** Begin **
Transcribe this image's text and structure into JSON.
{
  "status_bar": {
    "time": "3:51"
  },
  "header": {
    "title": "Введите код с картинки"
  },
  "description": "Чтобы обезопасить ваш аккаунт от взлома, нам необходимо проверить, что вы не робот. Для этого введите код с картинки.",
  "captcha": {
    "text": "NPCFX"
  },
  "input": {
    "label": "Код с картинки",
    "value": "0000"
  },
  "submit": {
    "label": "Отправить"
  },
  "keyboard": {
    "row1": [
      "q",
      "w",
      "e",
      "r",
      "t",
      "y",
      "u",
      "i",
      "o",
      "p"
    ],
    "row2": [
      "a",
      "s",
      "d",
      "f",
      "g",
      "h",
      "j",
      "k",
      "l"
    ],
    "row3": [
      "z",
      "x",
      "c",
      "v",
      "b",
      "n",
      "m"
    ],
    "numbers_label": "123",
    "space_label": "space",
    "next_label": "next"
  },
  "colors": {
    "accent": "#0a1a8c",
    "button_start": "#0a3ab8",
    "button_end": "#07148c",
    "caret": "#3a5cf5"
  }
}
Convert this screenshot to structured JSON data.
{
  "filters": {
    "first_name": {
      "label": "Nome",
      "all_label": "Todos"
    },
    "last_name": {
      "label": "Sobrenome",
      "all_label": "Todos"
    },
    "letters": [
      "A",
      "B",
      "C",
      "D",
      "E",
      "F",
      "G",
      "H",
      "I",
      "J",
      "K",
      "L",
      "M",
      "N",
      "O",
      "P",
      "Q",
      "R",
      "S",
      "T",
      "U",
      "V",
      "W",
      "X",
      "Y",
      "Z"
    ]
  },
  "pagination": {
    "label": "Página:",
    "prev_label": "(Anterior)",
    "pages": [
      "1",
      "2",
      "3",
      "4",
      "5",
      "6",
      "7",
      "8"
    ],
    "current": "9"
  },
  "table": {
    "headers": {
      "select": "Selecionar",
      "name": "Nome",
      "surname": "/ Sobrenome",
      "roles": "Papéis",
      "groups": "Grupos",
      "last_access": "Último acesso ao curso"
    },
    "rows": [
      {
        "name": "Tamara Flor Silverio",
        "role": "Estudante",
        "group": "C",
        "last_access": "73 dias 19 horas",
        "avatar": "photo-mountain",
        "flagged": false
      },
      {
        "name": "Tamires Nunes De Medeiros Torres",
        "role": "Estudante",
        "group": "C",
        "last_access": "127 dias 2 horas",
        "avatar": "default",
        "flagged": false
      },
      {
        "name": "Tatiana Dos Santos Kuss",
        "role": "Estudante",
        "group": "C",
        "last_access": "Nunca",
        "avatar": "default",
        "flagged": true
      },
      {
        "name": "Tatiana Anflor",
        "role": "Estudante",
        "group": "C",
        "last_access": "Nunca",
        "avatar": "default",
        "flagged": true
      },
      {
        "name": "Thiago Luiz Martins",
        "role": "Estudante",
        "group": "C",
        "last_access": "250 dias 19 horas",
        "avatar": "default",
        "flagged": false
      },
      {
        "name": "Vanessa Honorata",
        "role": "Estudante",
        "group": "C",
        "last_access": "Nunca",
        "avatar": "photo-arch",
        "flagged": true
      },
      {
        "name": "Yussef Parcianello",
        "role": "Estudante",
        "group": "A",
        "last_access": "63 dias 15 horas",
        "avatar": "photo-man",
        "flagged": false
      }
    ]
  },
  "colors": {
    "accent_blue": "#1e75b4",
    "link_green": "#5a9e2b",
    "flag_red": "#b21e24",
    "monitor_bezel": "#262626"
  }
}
** End **
- _Set exercise_:
Output the listing above word for word.

- _Task result_:
Transcribe this image's text and structure into JSON.
{
  "status_bar": {
    "time": "3:51"
  },
  "header": {
    "title": "Введите код с картинки"
  },
  "description": "Чтобы обезопасить ваш аккаунт от взлома, нам необходимо проверить, что вы не робот. Для этого введите код с картинки.",
  "captcha": {
    "text": "NPCFX"
  },
  "input": {
    "label": "Код с картинки",
    "value": "0000"
  },
  "submit": {
    "label": "Отправить"
  },
  "keyboard": {
    "row1": [
      "q",
      "w",
      "e",
      "r",
      "t",
      "y",
      "u",
      "i",
      "o",
      "p"
    ],
    "row2": [
      "a",
      "s",
      "d",
      "f",
      "g",
      "h",
      "j",
      "k",
      "l"
    ],
    "row3": [
      "z",
      "x",
      "c",
      "v",
      "b",
      "n",
      "m"
    ],
    "numbers_label": "123",
    "space_label": "space",
    "next_label": "next"
  },
  "colors": {
    "accent": "#0a1a8c",
    "button_start": "#0a3ab8",
    "button_end": "#07148c",
    "caret": "#3a5cf5"
  }
}
Convert this screenshot to structured JSON data.
{
  "filters": {
    "first_name": {
      "label": "Nome",
      "all_label": "Todos"
    },
    "last_name": {
      "label": "Sobrenome",
      "all_label": "Todos"
    },
    "letters": [
      "A",
      "B",
      "C",
      "D",
      "E",
      "F",
      "G",
      "H",
      "I",
      "J",
      "K",
      "L",
      "M",
      "N",
      "O",
      "P",
      "Q",
      "R",
      "S",
      "T",
      "U",
      "V",
      "W",
      "X",
      "Y",
      "Z"
    ]
  },
  "pagination": {
    "label": "Página:",
    "prev_label": "(Anterior)",
    "pages": [
      "1",
      "2",
      "3",
      "4",
      "5",
      "6",
      "7",
      "8"
    ],
    "current": "9"
  },
  "table": {
    "headers": {
      "select": "Selecionar",
      "name": "Nome",
      "surname": "/ Sobrenome",
      "roles": "Papéis",
      "groups": "Grupos",
      "last_access": "Último acesso ao curso"
    },
    "rows": [
      {
        "name": "Tamara Flor Silverio",
        "role": "Estudante",
        "group": "C",
        "last_access": "73 dias 19 horas",
        "avatar": "photo-mountain",
        "flagged": false
      },
      {
        "name": "Tamires Nunes De Medeiros Torres",
        "role": "Estudante",
        "group": "C",
        "last_access": "127 dias 2 horas",
        "avatar": "default",
        "flagged": false
      },
      {
        "name": "Tatiana Dos Santos Kuss",
        "role": "Estudante",
        "group": "C",
        "last_access": "Nunca",
        "avatar": "default",
        "flagged": true
      },
      {
        "name": "Tatiana Anflor",
        "role": "Estudante",
        "group": "C",
        "last_access": "Nunca",
        "avatar": "default",
        "flagged": true
      },
      {
        "name": "Thiago Luiz Martins",
        "role": "Estudante",
        "group": "C",
        "last_access": "250 dias 19 horas",
        "avatar": "default",
        "flagged": false
      },
      {
        "name": "Vanessa Honorata",
        "role": "Estudante",
        "group": "C",
        "last_access": "Nunca",
        "avatar": "photo-arch",
        "flagged": true
      },
      {
        "name": "Yussef Parcianello",
        "role": "Estudante",
        "group": "A",
        "last_access": "63 dias 15 horas",
        "avatar": "photo-man",
        "flagged": false
      }
    ]
  },
  "colors": {
    "accent_blue": "#1e75b4",
    "link_green": "#5a9e2b",
    "flag_red": "#b21e24",
    "monitor_bezel": "#262626"
  }
}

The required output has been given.